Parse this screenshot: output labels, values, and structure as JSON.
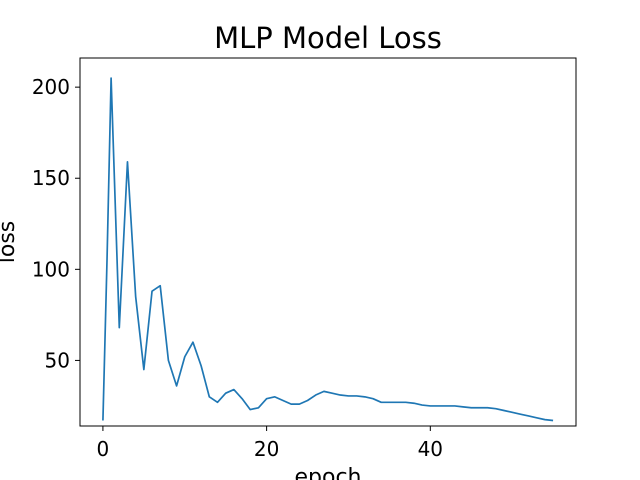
{
  "chart_data": {
    "type": "line",
    "title": "MLP Model Loss",
    "xlabel": "epoch",
    "ylabel": "loss",
    "xlim": [
      -2.8,
      57.8
    ],
    "ylim": [
      14,
      216
    ],
    "xticks": [
      0,
      20,
      40
    ],
    "yticks": [
      50,
      100,
      150,
      200
    ],
    "grid": false,
    "series": [
      {
        "color": "#1f77b4",
        "x": [
          0,
          0.5,
          1,
          2,
          3,
          4,
          5,
          6,
          7,
          8,
          9,
          10,
          11,
          12,
          13,
          14,
          15,
          16,
          17,
          18,
          19,
          20,
          21,
          22,
          23,
          24,
          25,
          26,
          27,
          28,
          29,
          30,
          31,
          32,
          33,
          34,
          35,
          36,
          37,
          38,
          39,
          40,
          41,
          42,
          43,
          44,
          45,
          46,
          47,
          48,
          49,
          50,
          51,
          52,
          53,
          54,
          55
        ],
        "y": [
          17,
          105,
          205,
          68,
          159,
          85,
          45,
          88,
          91,
          50,
          36,
          52,
          60,
          47,
          30,
          27,
          32,
          34,
          29,
          23,
          24,
          29,
          30,
          28,
          26,
          26,
          28,
          31,
          33,
          32,
          31,
          30.5,
          30.5,
          30,
          29,
          27,
          27,
          27,
          27,
          26.5,
          25.5,
          25,
          25,
          25,
          25,
          24.5,
          24,
          24,
          24,
          23.5,
          22.5,
          21.5,
          20.5,
          19.5,
          18.5,
          17.5,
          17
        ]
      }
    ]
  }
}
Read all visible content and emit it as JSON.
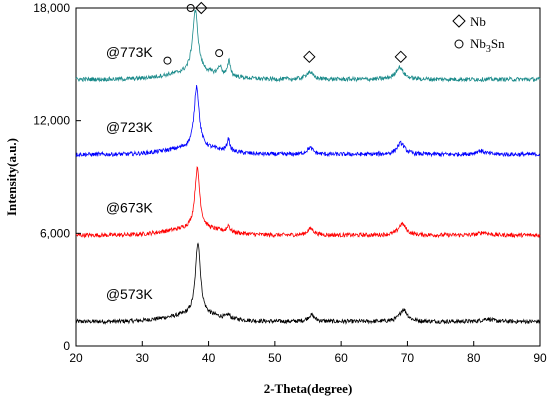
{
  "chart_data": {
    "type": "line",
    "title": "",
    "xlabel": "2-Theta(degree)",
    "ylabel": "Intensity(a.u.)",
    "xlim": [
      20,
      90
    ],
    "ylim": [
      0,
      18000
    ],
    "x_ticks": [
      "20",
      "30",
      "40",
      "50",
      "60",
      "70",
      "80",
      "90"
    ],
    "y_ticks": [
      "0",
      "6,000",
      "12,000",
      "18,000"
    ],
    "legend": {
      "position": "top-right",
      "entries": [
        {
          "symbol": "diamond",
          "label": "Nb"
        },
        {
          "symbol": "circle",
          "label": "Nb",
          "sub": "3",
          "suffix": "Sn"
        }
      ]
    },
    "series": [
      {
        "name": "@573K",
        "color": "#000000",
        "baseline": 1300,
        "peaks": [
          {
            "x": 38.4,
            "height": 3900,
            "width": 0.45
          },
          {
            "x": 43.0,
            "height": 200,
            "width": 0.25
          },
          {
            "x": 55.5,
            "height": 350,
            "width": 0.6
          },
          {
            "x": 69.4,
            "height": 650,
            "width": 0.7
          },
          {
            "x": 82.0,
            "height": 150,
            "width": 0.8
          }
        ]
      },
      {
        "name": "@673K",
        "color": "#ff0000",
        "baseline": 5900,
        "peaks": [
          {
            "x": 38.3,
            "height": 3200,
            "width": 0.45
          },
          {
            "x": 43.0,
            "height": 350,
            "width": 0.25
          },
          {
            "x": 55.4,
            "height": 350,
            "width": 0.6
          },
          {
            "x": 69.2,
            "height": 600,
            "width": 0.7
          },
          {
            "x": 81.5,
            "height": 150,
            "width": 0.8
          }
        ]
      },
      {
        "name": "@723K",
        "color": "#0000ff",
        "baseline": 10200,
        "peaks": [
          {
            "x": 38.2,
            "height": 3300,
            "width": 0.45
          },
          {
            "x": 43.0,
            "height": 650,
            "width": 0.25
          },
          {
            "x": 55.3,
            "height": 350,
            "width": 0.6
          },
          {
            "x": 69.0,
            "height": 600,
            "width": 0.7
          },
          {
            "x": 81.0,
            "height": 200,
            "width": 0.8
          }
        ]
      },
      {
        "name": "@773K",
        "color": "#1a8a8a",
        "baseline": 14200,
        "peaks": [
          {
            "x": 38.0,
            "height": 3300,
            "width": 0.5
          },
          {
            "x": 41.7,
            "height": 450,
            "width": 0.3
          },
          {
            "x": 43.1,
            "height": 800,
            "width": 0.25
          },
          {
            "x": 55.2,
            "height": 400,
            "width": 0.6
          },
          {
            "x": 68.8,
            "height": 650,
            "width": 0.7
          }
        ]
      }
    ],
    "markers": [
      {
        "symbol": "circle",
        "x": 37.3,
        "y": 18000
      },
      {
        "symbol": "diamond",
        "x": 38.9,
        "y": 18000
      },
      {
        "symbol": "circle",
        "x": 41.6,
        "y": 15600
      },
      {
        "symbol": "diamond",
        "x": 55.2,
        "y": 15400
      },
      {
        "symbol": "diamond",
        "x": 69.0,
        "y": 15400
      },
      {
        "symbol": "circle",
        "x": 33.8,
        "y": 15200
      }
    ]
  }
}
- - -
• WORK TO DO
Copy every line above word for word and exclude the pictures.

• FINISHED EXERCISE
Parse this screenshot: output labels, values, and structure as JSON.
{
  "chart_data": {
    "type": "line",
    "title": "MLP Model Loss",
    "xlabel": "epoch",
    "ylabel": "loss",
    "xlim": [
      -2.8,
      57.8
    ],
    "ylim": [
      14,
      216
    ],
    "xticks": [
      0,
      20,
      40
    ],
    "yticks": [
      50,
      100,
      150,
      200
    ],
    "grid": false,
    "series": [
      {
        "color": "#1f77b4",
        "x": [
          0,
          0.5,
          1,
          2,
          3,
          4,
          5,
          6,
          7,
          8,
          9,
          10,
          11,
          12,
          13,
          14,
          15,
          16,
          17,
          18,
          19,
          20,
          21,
          22,
          23,
          24,
          25,
          26,
          27,
          28,
          29,
          30,
          31,
          32,
          33,
          34,
          35,
          36,
          37,
          38,
          39,
          40,
          41,
          42,
          43,
          44,
          45,
          46,
          47,
          48,
          49,
          50,
          51,
          52,
          53,
          54,
          55
        ],
        "y": [
          17,
          105,
          205,
          68,
          159,
          85,
          45,
          88,
          91,
          50,
          36,
          52,
          60,
          47,
          30,
          27,
          32,
          34,
          29,
          23,
          24,
          29,
          30,
          28,
          26,
          26,
          28,
          31,
          33,
          32,
          31,
          30.5,
          30.5,
          30,
          29,
          27,
          27,
          27,
          27,
          26.5,
          25.5,
          25,
          25,
          25,
          25,
          24.5,
          24,
          24,
          24,
          23.5,
          22.5,
          21.5,
          20.5,
          19.5,
          18.5,
          17.5,
          17
        ]
      }
    ]
  }
}
Read all visible content and emit it as JSON.
{
  "chart_data": {
    "type": "line",
    "title": "",
    "xlabel": "2-Theta(degree)",
    "ylabel": "Intensity(a.u.)",
    "xlim": [
      20,
      90
    ],
    "ylim": [
      0,
      18000
    ],
    "x_ticks": [
      "20",
      "30",
      "40",
      "50",
      "60",
      "70",
      "80",
      "90"
    ],
    "y_ticks": [
      "0",
      "6,000",
      "12,000",
      "18,000"
    ],
    "legend": {
      "position": "top-right",
      "entries": [
        {
          "symbol": "diamond",
          "label": "Nb"
        },
        {
          "symbol": "circle",
          "label": "Nb",
          "sub": "3",
          "suffix": "Sn"
        }
      ]
    },
    "series": [
      {
        "name": "@573K",
        "color": "#000000",
        "baseline": 1300,
        "peaks": [
          {
            "x": 38.4,
            "height": 3900,
            "width": 0.45
          },
          {
            "x": 43.0,
            "height": 200,
            "width": 0.25
          },
          {
            "x": 55.5,
            "height": 350,
            "width": 0.6
          },
          {
            "x": 69.4,
            "height": 650,
            "width": 0.7
          },
          {
            "x": 82.0,
            "height": 150,
            "width": 0.8
          }
        ]
      },
      {
        "name": "@673K",
        "color": "#ff0000",
        "baseline": 5900,
        "peaks": [
          {
            "x": 38.3,
            "height": 3200,
            "width": 0.45
          },
          {
            "x": 43.0,
            "height": 350,
            "width": 0.25
          },
          {
            "x": 55.4,
            "height": 350,
            "width": 0.6
          },
          {
            "x": 69.2,
            "height": 600,
            "width": 0.7
          },
          {
            "x": 81.5,
            "height": 150,
            "width": 0.8
          }
        ]
      },
      {
        "name": "@723K",
        "color": "#0000ff",
        "baseline": 10200,
        "peaks": [
          {
            "x": 38.2,
            "height": 3300,
            "width": 0.45
          },
          {
            "x": 43.0,
            "height": 650,
            "width": 0.25
          },
          {
            "x": 55.3,
            "height": 350,
            "width": 0.6
          },
          {
            "x": 69.0,
            "height": 600,
            "width": 0.7
          },
          {
            "x": 81.0,
            "height": 200,
            "width": 0.8
          }
        ]
      },
      {
        "name": "@773K",
        "color": "#1a8a8a",
        "baseline": 14200,
        "peaks": [
          {
            "x": 38.0,
            "height": 3300,
            "width": 0.5
          },
          {
            "x": 41.7,
            "height": 450,
            "width": 0.3
          },
          {
            "x": 43.1,
            "height": 800,
            "width": 0.25
          },
          {
            "x": 55.2,
            "height": 400,
            "width": 0.6
          },
          {
            "x": 68.8,
            "height": 650,
            "width": 0.7
          }
        ]
      }
    ],
    "markers": [
      {
        "symbol": "circle",
        "x": 37.3,
        "y": 18000
      },
      {
        "symbol": "diamond",
        "x": 38.9,
        "y": 18000
      },
      {
        "symbol": "circle",
        "x": 41.6,
        "y": 15600
      },
      {
        "symbol": "diamond",
        "x": 55.2,
        "y": 15400
      },
      {
        "symbol": "diamond",
        "x": 69.0,
        "y": 15400
      },
      {
        "symbol": "circle",
        "x": 33.8,
        "y": 15200
      }
    ]
  }
}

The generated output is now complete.